======== Recorded information

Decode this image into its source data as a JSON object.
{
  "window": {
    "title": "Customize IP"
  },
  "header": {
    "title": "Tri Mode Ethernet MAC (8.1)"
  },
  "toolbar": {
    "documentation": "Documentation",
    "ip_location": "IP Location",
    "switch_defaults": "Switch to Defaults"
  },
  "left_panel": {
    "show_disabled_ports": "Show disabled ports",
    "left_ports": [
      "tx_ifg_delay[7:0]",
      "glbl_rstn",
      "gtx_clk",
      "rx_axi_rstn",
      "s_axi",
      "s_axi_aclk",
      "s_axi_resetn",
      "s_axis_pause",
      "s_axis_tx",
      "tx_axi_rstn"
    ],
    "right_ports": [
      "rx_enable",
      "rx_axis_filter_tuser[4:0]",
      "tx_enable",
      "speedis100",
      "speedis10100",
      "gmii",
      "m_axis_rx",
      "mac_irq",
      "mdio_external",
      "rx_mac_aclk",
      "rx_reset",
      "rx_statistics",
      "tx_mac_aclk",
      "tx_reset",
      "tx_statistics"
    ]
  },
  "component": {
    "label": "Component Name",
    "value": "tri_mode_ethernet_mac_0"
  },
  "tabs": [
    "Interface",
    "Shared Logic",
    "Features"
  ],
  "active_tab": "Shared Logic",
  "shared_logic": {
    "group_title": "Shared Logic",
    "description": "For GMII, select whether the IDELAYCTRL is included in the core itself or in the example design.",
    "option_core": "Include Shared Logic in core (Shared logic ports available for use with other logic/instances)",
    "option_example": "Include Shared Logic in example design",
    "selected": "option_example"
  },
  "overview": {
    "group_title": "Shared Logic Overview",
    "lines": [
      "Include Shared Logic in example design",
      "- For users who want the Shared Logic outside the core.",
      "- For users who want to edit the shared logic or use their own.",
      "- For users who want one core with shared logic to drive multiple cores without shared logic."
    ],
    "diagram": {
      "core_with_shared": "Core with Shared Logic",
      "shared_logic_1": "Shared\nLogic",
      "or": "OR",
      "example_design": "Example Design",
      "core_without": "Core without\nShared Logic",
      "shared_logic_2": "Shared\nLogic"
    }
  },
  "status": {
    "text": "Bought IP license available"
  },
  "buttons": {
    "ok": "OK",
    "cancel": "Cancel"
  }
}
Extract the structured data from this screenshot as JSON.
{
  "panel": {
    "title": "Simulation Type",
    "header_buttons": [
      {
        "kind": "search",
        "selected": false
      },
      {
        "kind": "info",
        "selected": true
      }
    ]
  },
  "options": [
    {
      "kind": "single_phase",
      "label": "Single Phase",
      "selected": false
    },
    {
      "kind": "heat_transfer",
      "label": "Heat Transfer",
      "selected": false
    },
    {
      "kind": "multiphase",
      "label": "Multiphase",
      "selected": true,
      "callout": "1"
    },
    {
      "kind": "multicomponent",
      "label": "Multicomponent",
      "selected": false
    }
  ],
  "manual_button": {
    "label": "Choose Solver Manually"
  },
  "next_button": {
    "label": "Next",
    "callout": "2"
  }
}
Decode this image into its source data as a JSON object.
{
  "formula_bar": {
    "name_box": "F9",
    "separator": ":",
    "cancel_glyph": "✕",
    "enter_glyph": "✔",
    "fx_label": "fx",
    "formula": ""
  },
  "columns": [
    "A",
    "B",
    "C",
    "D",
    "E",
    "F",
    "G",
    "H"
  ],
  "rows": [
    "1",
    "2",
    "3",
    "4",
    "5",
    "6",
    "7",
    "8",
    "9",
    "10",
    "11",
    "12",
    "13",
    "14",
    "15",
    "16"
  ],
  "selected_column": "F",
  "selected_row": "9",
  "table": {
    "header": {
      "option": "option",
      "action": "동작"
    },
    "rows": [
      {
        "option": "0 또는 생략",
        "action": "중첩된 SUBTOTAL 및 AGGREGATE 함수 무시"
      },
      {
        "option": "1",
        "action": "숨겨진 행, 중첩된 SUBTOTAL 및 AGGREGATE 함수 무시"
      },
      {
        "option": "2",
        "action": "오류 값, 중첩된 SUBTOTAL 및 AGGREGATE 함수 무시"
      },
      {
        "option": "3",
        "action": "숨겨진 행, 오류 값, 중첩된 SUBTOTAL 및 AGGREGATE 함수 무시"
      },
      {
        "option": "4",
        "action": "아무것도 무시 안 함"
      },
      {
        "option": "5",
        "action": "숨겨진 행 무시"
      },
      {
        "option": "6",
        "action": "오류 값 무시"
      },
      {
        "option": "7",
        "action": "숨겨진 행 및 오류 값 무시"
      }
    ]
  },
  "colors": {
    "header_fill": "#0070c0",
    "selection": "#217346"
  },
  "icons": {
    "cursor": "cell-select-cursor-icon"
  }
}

================

Task:
Your task is to extract all of the records exactly.

Written solution:
Decode this image into its source data as a JSON object.
{
  "window": {
    "title": "Customize IP"
  },
  "header": {
    "title": "Tri Mode Ethernet MAC (8.1)"
  },
  "toolbar": {
    "documentation": "Documentation",
    "ip_location": "IP Location",
    "switch_defaults": "Switch to Defaults"
  },
  "left_panel": {
    "show_disabled_ports": "Show disabled ports",
    "left_ports": [
      "tx_ifg_delay[7:0]",
      "glbl_rstn",
      "gtx_clk",
      "rx_axi_rstn",
      "s_axi",
      "s_axi_aclk",
      "s_axi_resetn",
      "s_axis_pause",
      "s_axis_tx",
      "tx_axi_rstn"
    ],
    "right_ports": [
      "rx_enable",
      "rx_axis_filter_tuser[4:0]",
      "tx_enable",
      "speedis100",
      "speedis10100",
      "gmii",
      "m_axis_rx",
      "mac_irq",
      "mdio_external",
      "rx_mac_aclk",
      "rx_reset",
      "rx_statistics",
      "tx_mac_aclk",
      "tx_reset",
      "tx_statistics"
    ]
  },
  "component": {
    "label": "Component Name",
    "value": "tri_mode_ethernet_mac_0"
  },
  "tabs": [
    "Interface",
    "Shared Logic",
    "Features"
  ],
  "active_tab": "Shared Logic",
  "shared_logic": {
    "group_title": "Shared Logic",
    "description": "For GMII, select whether the IDELAYCTRL is included in the core itself or in the example design.",
    "option_core": "Include Shared Logic in core (Shared logic ports available for use with other logic/instances)",
    "option_example": "Include Shared Logic in example design",
    "selected": "option_example"
  },
  "overview": {
    "group_title": "Shared Logic Overview",
    "lines": [
      "Include Shared Logic in example design",
      "- For users who want the Shared Logic outside the core.",
      "- For users who want to edit the shared logic or use their own.",
      "- For users who want one core with shared logic to drive multiple cores without shared logic."
    ],
    "diagram": {
      "core_with_shared": "Core with Shared Logic",
      "shared_logic_1": "Shared\nLogic",
      "or": "OR",
      "example_design": "Example Design",
      "core_without": "Core without\nShared Logic",
      "shared_logic_2": "Shared\nLogic"
    }
  },
  "status": {
    "text": "Bought IP license available"
  },
  "buttons": {
    "ok": "OK",
    "cancel": "Cancel"
  }
}
Extract the structured data from this screenshot as JSON.
{
  "panel": {
    "title": "Simulation Type",
    "header_buttons": [
      {
        "kind": "search",
        "selected": false
      },
      {
        "kind": "info",
        "selected": true
      }
    ]
  },
  "options": [
    {
      "kind": "single_phase",
      "label": "Single Phase",
      "selected": false
    },
    {
      "kind": "heat_transfer",
      "label": "Heat Transfer",
      "selected": false
    },
    {
      "kind": "multiphase",
      "label": "Multiphase",
      "selected": true,
      "callout": "1"
    },
    {
      "kind": "multicomponent",
      "label": "Multicomponent",
      "selected": false
    }
  ],
  "manual_button": {
    "label": "Choose Solver Manually"
  },
  "next_button": {
    "label": "Next",
    "callout": "2"
  }
}
Decode this image into its source data as a JSON object.
{
  "formula_bar": {
    "name_box": "F9",
    "separator": ":",
    "cancel_glyph": "✕",
    "enter_glyph": "✔",
    "fx_label": "fx",
    "formula": ""
  },
  "columns": [
    "A",
    "B",
    "C",
    "D",
    "E",
    "F",
    "G",
    "H"
  ],
  "rows": [
    "1",
    "2",
    "3",
    "4",
    "5",
    "6",
    "7",
    "8",
    "9",
    "10",
    "11",
    "12",
    "13",
    "14",
    "15",
    "16"
  ],
  "selected_column": "F",
  "selected_row": "9",
  "table": {
    "header": {
      "option": "option",
      "action": "동작"
    },
    "rows": [
      {
        "option": "0 또는 생략",
        "action": "중첩된 SUBTOTAL 및 AGGREGATE 함수 무시"
      },
      {
        "option": "1",
        "action": "숨겨진 행, 중첩된 SUBTOTAL 및 AGGREGATE 함수 무시"
      },
      {
        "option": "2",
        "action": "오류 값, 중첩된 SUBTOTAL 및 AGGREGATE 함수 무시"
      },
      {
        "option": "3",
        "action": "숨겨진 행, 오류 값, 중첩된 SUBTOTAL 및 AGGREGATE 함수 무시"
      },
      {
        "option": "4",
        "action": "아무것도 무시 안 함"
      },
      {
        "option": "5",
        "action": "숨겨진 행 무시"
      },
      {
        "option": "6",
        "action": "오류 값 무시"
      },
      {
        "option": "7",
        "action": "숨겨진 행 및 오류 값 무시"
      }
    ]
  },
  "colors": {
    "header_fill": "#0070c0",
    "selection": "#217346"
  },
  "icons": {
    "cursor": "cell-select-cursor-icon"
  }
}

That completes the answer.